# cherry shrimp having babies safe with endlers?



## vspec13 (Mar 19, 2008)

Hello, I was wondering if having red cherry shrimp with eggs (2) of them is safe with a fish call Endlers. It's in a 2.5 gallon nano planted tank with diy co2 and sponge filter. I was wondering if anyone has experienced or suggestions on having about 2-3 Endlers in a tank with 2 red cherry shrimp that are carrying eggs with a few male RCS. Mainly, I want to know if the RCS babies will be eaten by the Endlers basically. THanks for any responds.


----------



## ngb2322 (Apr 9, 2008)

Baby shrimp are a tasty snack for most other fish.... but if the babies have enough plant cover to hide in, they may do alright


----------



## Bert H (Mar 2, 2004)

I have Endlers and rcs in a 10 gallon heavily planted. If the Endlers can get to the newly born rcs, they will eat them. Provide lots of cover and you'll have enough surviving to increase your population of rcs, otherwise, I wouldn't count on it.


----------



## John N. (Dec 11, 2005)

Yup agreed. I have both Endlers and Cherry shrimp in a 3 gallon tank. 

Lots of rocks and mosses for cover will keep your baby cherry shrimp happy and alive. I started with about 4 cherries and a few endlers. Cherry population is at least 50 strong. The larger cherries roam around in the open while the endlers swim all over.

-John N.


----------



## vspec13 (Mar 19, 2008)

Thank you for the suggestions. I'll see how everything go as the babies RCS are born and how the Endlers react to the babies or even if they will try to eat them. I'm post as soon as I see anything. Thanks everyone


----------

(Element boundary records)
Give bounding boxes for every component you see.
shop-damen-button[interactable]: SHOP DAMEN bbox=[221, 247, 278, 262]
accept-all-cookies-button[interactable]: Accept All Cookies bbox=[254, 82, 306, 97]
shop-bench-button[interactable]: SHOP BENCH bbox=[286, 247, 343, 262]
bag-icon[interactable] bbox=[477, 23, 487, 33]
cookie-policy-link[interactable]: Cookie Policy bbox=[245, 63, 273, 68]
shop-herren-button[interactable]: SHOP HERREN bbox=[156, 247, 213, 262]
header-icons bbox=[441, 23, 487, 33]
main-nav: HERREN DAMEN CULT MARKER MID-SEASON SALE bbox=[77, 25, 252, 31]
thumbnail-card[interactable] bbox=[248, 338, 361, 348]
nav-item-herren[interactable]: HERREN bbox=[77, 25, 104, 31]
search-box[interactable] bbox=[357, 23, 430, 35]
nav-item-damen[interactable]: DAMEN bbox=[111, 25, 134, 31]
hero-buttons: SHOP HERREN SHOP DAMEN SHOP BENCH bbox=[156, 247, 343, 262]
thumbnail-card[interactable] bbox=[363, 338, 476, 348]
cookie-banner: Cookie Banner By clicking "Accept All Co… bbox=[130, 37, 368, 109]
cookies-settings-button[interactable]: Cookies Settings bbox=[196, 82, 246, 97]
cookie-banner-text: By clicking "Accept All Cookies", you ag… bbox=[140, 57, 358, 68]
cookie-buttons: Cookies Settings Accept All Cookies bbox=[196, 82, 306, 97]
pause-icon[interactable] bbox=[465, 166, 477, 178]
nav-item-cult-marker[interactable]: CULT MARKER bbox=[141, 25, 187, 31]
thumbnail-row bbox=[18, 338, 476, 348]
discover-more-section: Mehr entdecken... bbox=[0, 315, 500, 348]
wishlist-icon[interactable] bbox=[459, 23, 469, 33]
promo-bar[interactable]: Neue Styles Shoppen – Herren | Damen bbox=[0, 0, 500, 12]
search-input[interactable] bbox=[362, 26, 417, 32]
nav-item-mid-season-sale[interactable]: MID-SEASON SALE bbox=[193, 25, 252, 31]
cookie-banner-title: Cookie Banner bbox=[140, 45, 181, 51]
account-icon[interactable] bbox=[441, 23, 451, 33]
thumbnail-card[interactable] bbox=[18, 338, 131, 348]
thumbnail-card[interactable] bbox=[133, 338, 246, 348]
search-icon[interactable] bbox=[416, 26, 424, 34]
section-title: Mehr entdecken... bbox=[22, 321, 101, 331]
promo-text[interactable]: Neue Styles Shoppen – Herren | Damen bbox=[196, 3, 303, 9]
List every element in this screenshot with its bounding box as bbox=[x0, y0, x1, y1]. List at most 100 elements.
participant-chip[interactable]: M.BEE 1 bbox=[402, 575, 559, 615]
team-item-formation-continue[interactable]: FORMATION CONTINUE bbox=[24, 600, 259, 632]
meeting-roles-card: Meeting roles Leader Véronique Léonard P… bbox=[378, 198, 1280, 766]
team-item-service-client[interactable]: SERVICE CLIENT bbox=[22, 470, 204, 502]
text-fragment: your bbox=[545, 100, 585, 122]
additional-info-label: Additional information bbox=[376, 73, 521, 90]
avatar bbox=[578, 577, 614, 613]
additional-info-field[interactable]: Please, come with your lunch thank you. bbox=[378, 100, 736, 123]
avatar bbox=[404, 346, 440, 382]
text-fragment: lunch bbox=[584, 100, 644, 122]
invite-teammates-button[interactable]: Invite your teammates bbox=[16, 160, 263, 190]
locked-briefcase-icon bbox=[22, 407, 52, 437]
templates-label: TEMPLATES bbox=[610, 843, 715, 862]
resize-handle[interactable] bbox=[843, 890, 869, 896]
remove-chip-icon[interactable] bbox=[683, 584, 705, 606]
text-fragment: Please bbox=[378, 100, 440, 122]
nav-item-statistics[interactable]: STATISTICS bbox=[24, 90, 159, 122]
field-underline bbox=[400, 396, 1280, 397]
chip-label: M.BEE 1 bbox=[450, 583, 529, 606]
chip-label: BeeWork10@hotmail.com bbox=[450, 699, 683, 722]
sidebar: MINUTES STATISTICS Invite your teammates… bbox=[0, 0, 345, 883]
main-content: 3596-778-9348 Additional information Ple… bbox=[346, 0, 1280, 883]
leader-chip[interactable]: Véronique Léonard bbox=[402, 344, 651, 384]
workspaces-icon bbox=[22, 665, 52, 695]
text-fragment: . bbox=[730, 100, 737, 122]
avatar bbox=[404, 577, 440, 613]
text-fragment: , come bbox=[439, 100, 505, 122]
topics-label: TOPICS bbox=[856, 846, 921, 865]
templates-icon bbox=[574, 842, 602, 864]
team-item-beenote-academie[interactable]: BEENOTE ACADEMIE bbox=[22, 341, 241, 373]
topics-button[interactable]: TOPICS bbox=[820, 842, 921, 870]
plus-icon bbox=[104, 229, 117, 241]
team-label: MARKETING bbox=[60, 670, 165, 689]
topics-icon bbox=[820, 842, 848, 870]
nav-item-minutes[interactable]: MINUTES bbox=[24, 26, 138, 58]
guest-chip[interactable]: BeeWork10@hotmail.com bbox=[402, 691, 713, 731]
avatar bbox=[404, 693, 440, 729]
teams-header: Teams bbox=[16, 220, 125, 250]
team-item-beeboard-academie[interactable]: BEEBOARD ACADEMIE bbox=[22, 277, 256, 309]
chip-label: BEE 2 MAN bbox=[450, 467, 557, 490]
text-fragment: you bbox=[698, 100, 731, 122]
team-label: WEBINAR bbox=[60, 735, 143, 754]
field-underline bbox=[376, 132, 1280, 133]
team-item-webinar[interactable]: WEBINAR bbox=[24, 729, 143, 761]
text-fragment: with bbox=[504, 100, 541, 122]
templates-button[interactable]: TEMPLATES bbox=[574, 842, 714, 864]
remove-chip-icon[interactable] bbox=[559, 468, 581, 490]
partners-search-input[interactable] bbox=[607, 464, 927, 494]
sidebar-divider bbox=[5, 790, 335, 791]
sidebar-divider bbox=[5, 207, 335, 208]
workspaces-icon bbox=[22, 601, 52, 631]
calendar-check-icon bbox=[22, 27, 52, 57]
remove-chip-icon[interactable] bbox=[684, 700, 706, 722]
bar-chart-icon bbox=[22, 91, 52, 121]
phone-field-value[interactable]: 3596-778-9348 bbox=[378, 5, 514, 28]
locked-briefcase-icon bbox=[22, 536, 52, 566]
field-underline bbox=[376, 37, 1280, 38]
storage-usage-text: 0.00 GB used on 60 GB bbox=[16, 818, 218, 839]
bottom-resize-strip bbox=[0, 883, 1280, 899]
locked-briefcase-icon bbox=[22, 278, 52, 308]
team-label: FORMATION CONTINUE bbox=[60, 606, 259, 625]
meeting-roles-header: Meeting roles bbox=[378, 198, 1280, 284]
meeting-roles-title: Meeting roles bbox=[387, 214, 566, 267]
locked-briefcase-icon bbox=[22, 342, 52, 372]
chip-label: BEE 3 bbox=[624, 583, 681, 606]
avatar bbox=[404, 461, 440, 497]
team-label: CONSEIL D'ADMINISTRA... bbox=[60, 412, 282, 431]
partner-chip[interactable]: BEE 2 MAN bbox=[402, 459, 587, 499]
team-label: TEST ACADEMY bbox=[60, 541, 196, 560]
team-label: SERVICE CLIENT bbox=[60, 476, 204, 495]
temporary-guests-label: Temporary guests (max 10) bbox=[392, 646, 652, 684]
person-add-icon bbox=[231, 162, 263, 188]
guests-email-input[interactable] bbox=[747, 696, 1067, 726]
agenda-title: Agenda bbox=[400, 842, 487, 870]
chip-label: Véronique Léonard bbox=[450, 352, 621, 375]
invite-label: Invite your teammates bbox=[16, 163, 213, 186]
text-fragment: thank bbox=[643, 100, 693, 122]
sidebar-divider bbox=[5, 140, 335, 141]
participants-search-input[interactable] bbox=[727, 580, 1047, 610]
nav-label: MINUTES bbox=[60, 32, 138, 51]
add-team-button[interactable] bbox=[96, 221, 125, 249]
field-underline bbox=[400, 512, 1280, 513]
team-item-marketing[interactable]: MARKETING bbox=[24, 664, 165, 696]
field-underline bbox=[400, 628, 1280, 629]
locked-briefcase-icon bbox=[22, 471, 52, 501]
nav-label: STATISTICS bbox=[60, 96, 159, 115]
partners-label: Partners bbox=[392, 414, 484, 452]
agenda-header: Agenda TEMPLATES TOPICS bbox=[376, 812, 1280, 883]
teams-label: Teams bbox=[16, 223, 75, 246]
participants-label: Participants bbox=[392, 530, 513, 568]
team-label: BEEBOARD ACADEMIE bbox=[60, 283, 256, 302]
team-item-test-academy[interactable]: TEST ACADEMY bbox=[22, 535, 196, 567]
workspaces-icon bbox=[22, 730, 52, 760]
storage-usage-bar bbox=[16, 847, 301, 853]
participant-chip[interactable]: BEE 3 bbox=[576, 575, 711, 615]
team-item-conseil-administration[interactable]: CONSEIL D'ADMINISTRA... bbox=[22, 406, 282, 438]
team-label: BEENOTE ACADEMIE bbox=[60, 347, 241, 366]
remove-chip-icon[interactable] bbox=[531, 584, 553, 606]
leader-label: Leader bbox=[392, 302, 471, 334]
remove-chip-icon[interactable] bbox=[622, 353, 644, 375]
==
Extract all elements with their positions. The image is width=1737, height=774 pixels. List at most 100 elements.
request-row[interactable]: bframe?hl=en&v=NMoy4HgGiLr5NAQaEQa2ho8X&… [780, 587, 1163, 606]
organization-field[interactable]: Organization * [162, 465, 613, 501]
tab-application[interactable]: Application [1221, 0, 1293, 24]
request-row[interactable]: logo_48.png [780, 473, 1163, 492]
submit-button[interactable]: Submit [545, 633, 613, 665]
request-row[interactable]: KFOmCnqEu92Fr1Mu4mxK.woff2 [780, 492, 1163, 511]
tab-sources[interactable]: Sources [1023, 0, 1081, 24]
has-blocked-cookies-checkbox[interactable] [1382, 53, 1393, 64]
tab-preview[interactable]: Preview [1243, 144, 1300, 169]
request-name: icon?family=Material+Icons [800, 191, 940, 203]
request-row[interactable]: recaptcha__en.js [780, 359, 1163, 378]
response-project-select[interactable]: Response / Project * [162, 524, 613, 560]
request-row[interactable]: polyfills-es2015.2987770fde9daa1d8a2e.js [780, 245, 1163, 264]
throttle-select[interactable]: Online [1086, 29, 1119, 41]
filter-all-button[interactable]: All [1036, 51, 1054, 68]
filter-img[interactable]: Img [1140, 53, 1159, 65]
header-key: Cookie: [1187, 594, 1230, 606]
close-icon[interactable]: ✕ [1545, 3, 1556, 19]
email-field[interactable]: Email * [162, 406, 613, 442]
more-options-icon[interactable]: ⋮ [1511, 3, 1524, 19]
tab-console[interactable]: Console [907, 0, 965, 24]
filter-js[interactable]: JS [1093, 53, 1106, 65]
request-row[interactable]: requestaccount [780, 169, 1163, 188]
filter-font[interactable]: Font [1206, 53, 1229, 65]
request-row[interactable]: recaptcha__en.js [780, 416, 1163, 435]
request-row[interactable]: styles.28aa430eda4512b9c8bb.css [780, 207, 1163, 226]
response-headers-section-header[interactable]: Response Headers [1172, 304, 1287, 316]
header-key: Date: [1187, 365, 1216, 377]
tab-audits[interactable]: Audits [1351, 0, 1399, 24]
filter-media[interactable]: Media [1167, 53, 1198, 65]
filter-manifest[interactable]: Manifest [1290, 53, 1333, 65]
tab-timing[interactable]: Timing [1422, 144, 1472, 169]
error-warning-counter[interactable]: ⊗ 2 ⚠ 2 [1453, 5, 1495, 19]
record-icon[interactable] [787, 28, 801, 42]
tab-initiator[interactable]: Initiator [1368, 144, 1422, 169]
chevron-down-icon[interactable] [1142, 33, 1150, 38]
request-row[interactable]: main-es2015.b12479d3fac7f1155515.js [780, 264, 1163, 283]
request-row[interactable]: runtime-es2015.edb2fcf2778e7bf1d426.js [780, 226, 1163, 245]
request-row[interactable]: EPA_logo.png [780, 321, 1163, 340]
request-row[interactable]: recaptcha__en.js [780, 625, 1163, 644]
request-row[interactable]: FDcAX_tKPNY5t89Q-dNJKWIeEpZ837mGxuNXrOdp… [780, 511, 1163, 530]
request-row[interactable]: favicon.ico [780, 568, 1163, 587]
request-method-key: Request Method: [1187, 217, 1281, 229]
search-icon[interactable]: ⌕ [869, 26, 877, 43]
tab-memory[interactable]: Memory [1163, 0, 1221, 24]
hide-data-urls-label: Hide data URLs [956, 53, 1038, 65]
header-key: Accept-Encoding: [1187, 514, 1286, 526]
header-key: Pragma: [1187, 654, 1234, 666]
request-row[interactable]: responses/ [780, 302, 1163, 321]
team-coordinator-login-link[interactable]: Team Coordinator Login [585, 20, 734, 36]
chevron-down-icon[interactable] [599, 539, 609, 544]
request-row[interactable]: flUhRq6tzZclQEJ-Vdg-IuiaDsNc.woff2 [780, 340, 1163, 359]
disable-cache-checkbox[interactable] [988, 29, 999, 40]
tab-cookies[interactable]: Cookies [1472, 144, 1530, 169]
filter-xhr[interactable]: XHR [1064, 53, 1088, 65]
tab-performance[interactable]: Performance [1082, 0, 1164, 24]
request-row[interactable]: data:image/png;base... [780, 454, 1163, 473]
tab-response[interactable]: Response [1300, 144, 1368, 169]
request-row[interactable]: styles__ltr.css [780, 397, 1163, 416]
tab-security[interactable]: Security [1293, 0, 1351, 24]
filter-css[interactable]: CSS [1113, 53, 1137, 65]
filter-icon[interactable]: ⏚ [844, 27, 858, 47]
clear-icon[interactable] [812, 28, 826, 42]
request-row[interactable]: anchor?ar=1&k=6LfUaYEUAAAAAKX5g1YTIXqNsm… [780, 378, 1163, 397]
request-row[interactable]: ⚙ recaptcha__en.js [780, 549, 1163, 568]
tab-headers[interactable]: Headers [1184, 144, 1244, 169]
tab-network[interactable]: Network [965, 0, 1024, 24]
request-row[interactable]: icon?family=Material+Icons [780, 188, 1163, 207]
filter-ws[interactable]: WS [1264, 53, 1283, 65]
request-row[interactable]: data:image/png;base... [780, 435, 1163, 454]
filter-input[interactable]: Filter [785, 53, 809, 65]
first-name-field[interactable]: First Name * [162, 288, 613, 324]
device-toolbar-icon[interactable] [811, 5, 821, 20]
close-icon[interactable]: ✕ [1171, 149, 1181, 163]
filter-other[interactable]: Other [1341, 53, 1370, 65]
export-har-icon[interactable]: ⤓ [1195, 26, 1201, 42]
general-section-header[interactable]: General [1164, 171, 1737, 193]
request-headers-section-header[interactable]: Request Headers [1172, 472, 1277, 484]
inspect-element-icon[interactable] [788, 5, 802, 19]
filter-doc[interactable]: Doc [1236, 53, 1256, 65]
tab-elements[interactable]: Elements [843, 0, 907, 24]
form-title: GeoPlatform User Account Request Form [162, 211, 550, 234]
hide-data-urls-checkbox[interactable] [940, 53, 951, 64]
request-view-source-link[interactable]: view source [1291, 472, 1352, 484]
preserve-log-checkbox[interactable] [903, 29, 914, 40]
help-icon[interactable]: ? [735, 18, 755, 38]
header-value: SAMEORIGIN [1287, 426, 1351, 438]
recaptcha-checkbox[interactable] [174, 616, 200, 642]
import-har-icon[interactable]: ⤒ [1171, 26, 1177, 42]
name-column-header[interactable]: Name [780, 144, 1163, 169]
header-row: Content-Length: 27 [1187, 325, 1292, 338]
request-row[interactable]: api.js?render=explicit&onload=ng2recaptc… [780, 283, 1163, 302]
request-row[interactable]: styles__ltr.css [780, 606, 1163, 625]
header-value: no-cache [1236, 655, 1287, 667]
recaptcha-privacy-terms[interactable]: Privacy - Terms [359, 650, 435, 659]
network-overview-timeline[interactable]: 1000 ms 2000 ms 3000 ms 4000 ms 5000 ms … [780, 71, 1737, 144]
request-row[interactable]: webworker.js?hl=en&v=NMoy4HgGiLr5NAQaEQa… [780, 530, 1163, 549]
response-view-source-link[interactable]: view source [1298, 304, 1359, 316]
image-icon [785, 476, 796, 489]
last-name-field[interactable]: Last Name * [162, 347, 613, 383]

### JOB 1
In the forum thread about cherry shrimp and Endlers, what size of tank does John N. keep both kinds in?
### JOB 2
From the records, copy out the lines from the line with "Give bounding boxes" to the line with "List every element", reproducing them without any change.
The forum thread has no connection to the records.

### WORKED ANSWER 1
A 3 gallon tank.

### WORKED ANSWER 2
Give bounding boxes for every component you see.
shop-damen-button[interactable]: SHOP DAMEN bbox=[221, 247, 278, 262]
accept-all-cookies-button[interactable]: Accept All Cookies bbox=[254, 82, 306, 97]
shop-bench-button[interactable]: SHOP BENCH bbox=[286, 247, 343, 262]
bag-icon[interactable] bbox=[477, 23, 487, 33]
cookie-policy-link[interactable]: Cookie Policy bbox=[245, 63, 273, 68]
shop-herren-button[interactable]: SHOP HERREN bbox=[156, 247, 213, 262]
header-icons bbox=[441, 23, 487, 33]
main-nav: HERREN DAMEN CULT MARKER MID-SEASON SALE bbox=[77, 25, 252, 31]
thumbnail-card[interactable] bbox=[248, 338, 361, 348]
nav-item-herren[interactable]: HERREN bbox=[77, 25, 104, 31]
search-box[interactable] bbox=[357, 23, 430, 35]
nav-item-damen[interactable]: DAMEN bbox=[111, 25, 134, 31]
hero-buttons: SHOP HERREN SHOP DAMEN SHOP BENCH bbox=[156, 247, 343, 262]
thumbnail-card[interactable] bbox=[363, 338, 476, 348]
cookie-banner: Cookie Banner By clicking "Accept All Co… bbox=[130, 37, 368, 109]
cookies-settings-button[interactable]: Cookies Settings bbox=[196, 82, 246, 97]
cookie-banner-text: By clicking "Accept All Cookies", you ag… bbox=[140, 57, 358, 68]
cookie-buttons: Cookies Settings Accept All Cookies bbox=[196, 82, 306, 97]
pause-icon[interactable] bbox=[465, 166, 477, 178]
nav-item-cult-marker[interactable]: CULT MARKER bbox=[141, 25, 187, 31]
thumbnail-row bbox=[18, 338, 476, 348]
discover-more-section: Mehr entdecken... bbox=[0, 315, 500, 348]
wishlist-icon[interactable] bbox=[459, 23, 469, 33]
promo-bar[interactable]: Neue Styles Shoppen – Herren | Damen bbox=[0, 0, 500, 12]
search-input[interactable] bbox=[362, 26, 417, 32]
nav-item-mid-season-sale[interactable]: MID-SEASON SALE bbox=[193, 25, 252, 31]
cookie-banner-title: Cookie Banner bbox=[140, 45, 181, 51]
account-icon[interactable] bbox=[441, 23, 451, 33]
thumbnail-card[interactable] bbox=[18, 338, 131, 348]
thumbnail-card[interactable] bbox=[133, 338, 246, 348]
search-icon[interactable] bbox=[416, 26, 424, 34]
section-title: Mehr entdecken... bbox=[22, 321, 101, 331]
promo-text[interactable]: Neue Styles Shoppen – Herren | Damen bbox=[196, 3, 303, 9]
List every element in this screenshot with its bounding box as bbox=[x0, y0, x1, y1]. List at most 100 elements.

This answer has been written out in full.